▶ _Short task_:
Reproduce the records below line for line, without changing a single character.

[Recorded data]
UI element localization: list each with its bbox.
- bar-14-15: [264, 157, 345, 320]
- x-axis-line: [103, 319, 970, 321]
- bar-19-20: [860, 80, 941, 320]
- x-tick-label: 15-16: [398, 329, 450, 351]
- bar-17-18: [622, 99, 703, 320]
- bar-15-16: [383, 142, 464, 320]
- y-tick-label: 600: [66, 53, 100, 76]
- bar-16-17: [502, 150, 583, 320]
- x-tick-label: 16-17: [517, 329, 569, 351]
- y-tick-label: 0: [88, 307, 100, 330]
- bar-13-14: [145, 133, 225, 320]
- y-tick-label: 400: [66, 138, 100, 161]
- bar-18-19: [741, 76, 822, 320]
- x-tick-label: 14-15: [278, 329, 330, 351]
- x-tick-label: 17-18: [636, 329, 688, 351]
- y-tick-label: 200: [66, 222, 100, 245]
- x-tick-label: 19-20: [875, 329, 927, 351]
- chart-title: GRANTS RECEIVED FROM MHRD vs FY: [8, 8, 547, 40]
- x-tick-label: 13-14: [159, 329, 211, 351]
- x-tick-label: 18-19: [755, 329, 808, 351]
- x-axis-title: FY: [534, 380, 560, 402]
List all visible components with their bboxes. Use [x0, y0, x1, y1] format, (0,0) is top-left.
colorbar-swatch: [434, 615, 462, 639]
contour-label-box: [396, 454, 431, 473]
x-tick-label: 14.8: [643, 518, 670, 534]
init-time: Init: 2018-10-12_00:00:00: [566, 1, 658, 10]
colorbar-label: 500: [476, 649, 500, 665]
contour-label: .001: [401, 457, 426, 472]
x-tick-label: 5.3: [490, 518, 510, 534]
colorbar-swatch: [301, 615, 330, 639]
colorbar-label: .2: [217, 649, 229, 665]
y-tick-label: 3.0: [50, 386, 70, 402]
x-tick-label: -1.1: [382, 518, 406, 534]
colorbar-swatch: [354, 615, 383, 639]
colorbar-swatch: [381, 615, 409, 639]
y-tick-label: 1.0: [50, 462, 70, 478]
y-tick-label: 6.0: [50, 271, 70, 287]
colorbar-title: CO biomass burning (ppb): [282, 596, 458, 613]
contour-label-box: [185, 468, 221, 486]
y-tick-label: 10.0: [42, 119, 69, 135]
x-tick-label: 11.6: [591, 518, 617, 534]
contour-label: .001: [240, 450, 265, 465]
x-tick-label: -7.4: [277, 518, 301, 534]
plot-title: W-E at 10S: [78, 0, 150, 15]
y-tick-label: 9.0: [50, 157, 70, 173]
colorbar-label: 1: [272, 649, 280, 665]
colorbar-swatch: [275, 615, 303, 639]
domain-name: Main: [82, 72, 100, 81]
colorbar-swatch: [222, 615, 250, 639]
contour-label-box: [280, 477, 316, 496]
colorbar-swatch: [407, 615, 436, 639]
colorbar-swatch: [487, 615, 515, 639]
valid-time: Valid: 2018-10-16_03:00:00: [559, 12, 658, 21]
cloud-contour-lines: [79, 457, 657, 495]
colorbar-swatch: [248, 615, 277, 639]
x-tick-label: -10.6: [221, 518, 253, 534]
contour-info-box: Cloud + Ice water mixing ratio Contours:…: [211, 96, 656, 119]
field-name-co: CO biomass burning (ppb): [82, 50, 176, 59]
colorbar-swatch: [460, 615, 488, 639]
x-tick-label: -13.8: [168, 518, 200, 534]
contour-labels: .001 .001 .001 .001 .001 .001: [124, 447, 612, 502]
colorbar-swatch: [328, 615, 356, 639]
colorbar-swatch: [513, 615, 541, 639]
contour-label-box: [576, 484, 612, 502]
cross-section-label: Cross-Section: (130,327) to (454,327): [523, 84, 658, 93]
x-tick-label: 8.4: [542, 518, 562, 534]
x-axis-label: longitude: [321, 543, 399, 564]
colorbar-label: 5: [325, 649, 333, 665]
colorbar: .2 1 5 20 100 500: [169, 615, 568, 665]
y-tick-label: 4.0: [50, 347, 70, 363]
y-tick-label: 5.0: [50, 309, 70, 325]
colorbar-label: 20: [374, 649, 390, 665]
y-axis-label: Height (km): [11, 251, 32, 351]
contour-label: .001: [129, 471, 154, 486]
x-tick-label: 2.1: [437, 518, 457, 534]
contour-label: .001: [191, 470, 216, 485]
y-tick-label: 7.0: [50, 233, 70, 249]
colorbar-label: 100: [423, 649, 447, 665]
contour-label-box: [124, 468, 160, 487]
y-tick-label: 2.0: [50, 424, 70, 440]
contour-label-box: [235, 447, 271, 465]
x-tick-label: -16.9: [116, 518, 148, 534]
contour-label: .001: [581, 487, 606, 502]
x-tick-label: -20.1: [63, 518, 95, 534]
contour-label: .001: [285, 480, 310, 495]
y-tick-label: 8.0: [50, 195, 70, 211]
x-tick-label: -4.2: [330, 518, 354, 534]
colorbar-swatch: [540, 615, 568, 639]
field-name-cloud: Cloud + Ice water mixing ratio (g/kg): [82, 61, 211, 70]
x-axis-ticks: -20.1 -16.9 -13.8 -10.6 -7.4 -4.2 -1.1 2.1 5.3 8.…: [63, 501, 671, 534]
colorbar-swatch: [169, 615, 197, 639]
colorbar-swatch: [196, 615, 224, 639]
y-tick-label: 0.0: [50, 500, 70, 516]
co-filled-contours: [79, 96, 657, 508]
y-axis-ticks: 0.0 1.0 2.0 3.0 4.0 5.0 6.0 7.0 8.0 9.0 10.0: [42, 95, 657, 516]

▶ _Exercise output_:
UI element localization: list each with its bbox.
- bar-14-15: [264, 157, 345, 320]
- x-axis-line: [103, 319, 970, 321]
- bar-19-20: [860, 80, 941, 320]
- x-tick-label: 15-16: [398, 329, 450, 351]
- bar-17-18: [622, 99, 703, 320]
- bar-15-16: [383, 142, 464, 320]
- y-tick-label: 600: [66, 53, 100, 76]
- bar-16-17: [502, 150, 583, 320]
- x-tick-label: 16-17: [517, 329, 569, 351]
- y-tick-label: 0: [88, 307, 100, 330]
- bar-13-14: [145, 133, 225, 320]
- y-tick-label: 400: [66, 138, 100, 161]
- bar-18-19: [741, 76, 822, 320]
- x-tick-label: 14-15: [278, 329, 330, 351]
- x-tick-label: 17-18: [636, 329, 688, 351]
- y-tick-label: 200: [66, 222, 100, 245]
- x-tick-label: 19-20: [875, 329, 927, 351]
- chart-title: GRANTS RECEIVED FROM MHRD vs FY: [8, 8, 547, 40]
- x-tick-label: 13-14: [159, 329, 211, 351]
- x-tick-label: 18-19: [755, 329, 808, 351]
- x-axis-title: FY: [534, 380, 560, 402]
List all visible components with their bboxes. Use [x0, y0, x1, y1] format, (0,0) is top-left.
colorbar-swatch: [434, 615, 462, 639]
contour-label-box: [396, 454, 431, 473]
x-tick-label: 14.8: [643, 518, 670, 534]
init-time: Init: 2018-10-12_00:00:00: [566, 1, 658, 10]
colorbar-label: 500: [476, 649, 500, 665]
contour-label: .001: [401, 457, 426, 472]
x-tick-label: 5.3: [490, 518, 510, 534]
colorbar-swatch: [301, 615, 330, 639]
colorbar-label: .2: [217, 649, 229, 665]
y-tick-label: 3.0: [50, 386, 70, 402]
x-tick-label: -1.1: [382, 518, 406, 534]
colorbar-swatch: [354, 615, 383, 639]
colorbar-swatch: [381, 615, 409, 639]
y-tick-label: 1.0: [50, 462, 70, 478]
y-tick-label: 6.0: [50, 271, 70, 287]
colorbar-title: CO biomass burning (ppb): [282, 596, 458, 613]
contour-label-box: [185, 468, 221, 486]
y-tick-label: 10.0: [42, 119, 69, 135]
x-tick-label: 11.6: [591, 518, 617, 534]
contour-label: .001: [240, 450, 265, 465]
x-tick-label: -7.4: [277, 518, 301, 534]
plot-title: W-E at 10S: [78, 0, 150, 15]
y-tick-label: 9.0: [50, 157, 70, 173]
colorbar-label: 1: [272, 649, 280, 665]
colorbar-swatch: [275, 615, 303, 639]
domain-name: Main: [82, 72, 100, 81]
colorbar-swatch: [222, 615, 250, 639]
contour-label-box: [280, 477, 316, 496]
colorbar-swatch: [407, 615, 436, 639]
colorbar-swatch: [487, 615, 515, 639]
valid-time: Valid: 2018-10-16_03:00:00: [559, 12, 658, 21]
cloud-contour-lines: [79, 457, 657, 495]
colorbar-swatch: [248, 615, 277, 639]
x-tick-label: -10.6: [221, 518, 253, 534]
contour-info-box: Cloud + Ice water mixing ratio Contours:…: [211, 96, 656, 119]
field-name-co: CO biomass burning (ppb): [82, 50, 176, 59]
colorbar-swatch: [460, 615, 488, 639]
x-tick-label: -13.8: [168, 518, 200, 534]
contour-labels: .001 .001 .001 .001 .001 .001: [124, 447, 612, 502]
colorbar-swatch: [328, 615, 356, 639]
colorbar-swatch: [513, 615, 541, 639]
contour-label-box: [576, 484, 612, 502]
cross-section-label: Cross-Section: (130,327) to (454,327): [523, 84, 658, 93]
x-tick-label: 8.4: [542, 518, 562, 534]
x-axis-label: longitude: [321, 543, 399, 564]
colorbar-label: 5: [325, 649, 333, 665]
colorbar: .2 1 5 20 100 500: [169, 615, 568, 665]
y-tick-label: 4.0: [50, 347, 70, 363]
y-tick-label: 5.0: [50, 309, 70, 325]
colorbar-label: 20: [374, 649, 390, 665]
y-axis-label: Height (km): [11, 251, 32, 351]
contour-label: .001: [129, 471, 154, 486]
x-tick-label: 2.1: [437, 518, 457, 534]
contour-label: .001: [191, 470, 216, 485]
y-tick-label: 7.0: [50, 233, 70, 249]
colorbar-label: 100: [423, 649, 447, 665]
contour-label-box: [124, 468, 160, 487]
y-tick-label: 2.0: [50, 424, 70, 440]
contour-label-box: [235, 447, 271, 465]
x-tick-label: -16.9: [116, 518, 148, 534]
contour-label: .001: [581, 487, 606, 502]
x-tick-label: -20.1: [63, 518, 95, 534]
contour-label: .001: [285, 480, 310, 495]
y-tick-label: 8.0: [50, 195, 70, 211]
x-tick-label: -4.2: [330, 518, 354, 534]
colorbar-swatch: [540, 615, 568, 639]
field-name-cloud: Cloud + Ice water mixing ratio (g/kg): [82, 61, 211, 70]
x-axis-ticks: -20.1 -16.9 -13.8 -10.6 -7.4 -4.2 -1.1 2.1 5.3 8.…: [63, 501, 671, 534]
colorbar-swatch: [169, 615, 197, 639]
colorbar-swatch: [196, 615, 224, 639]
y-tick-label: 0.0: [50, 500, 70, 516]
co-filled-contours: [79, 96, 657, 508]
y-axis-ticks: 0.0 1.0 2.0 3.0 4.0 5.0 6.0 7.0 8.0 9.0 10.0: [42, 95, 657, 516]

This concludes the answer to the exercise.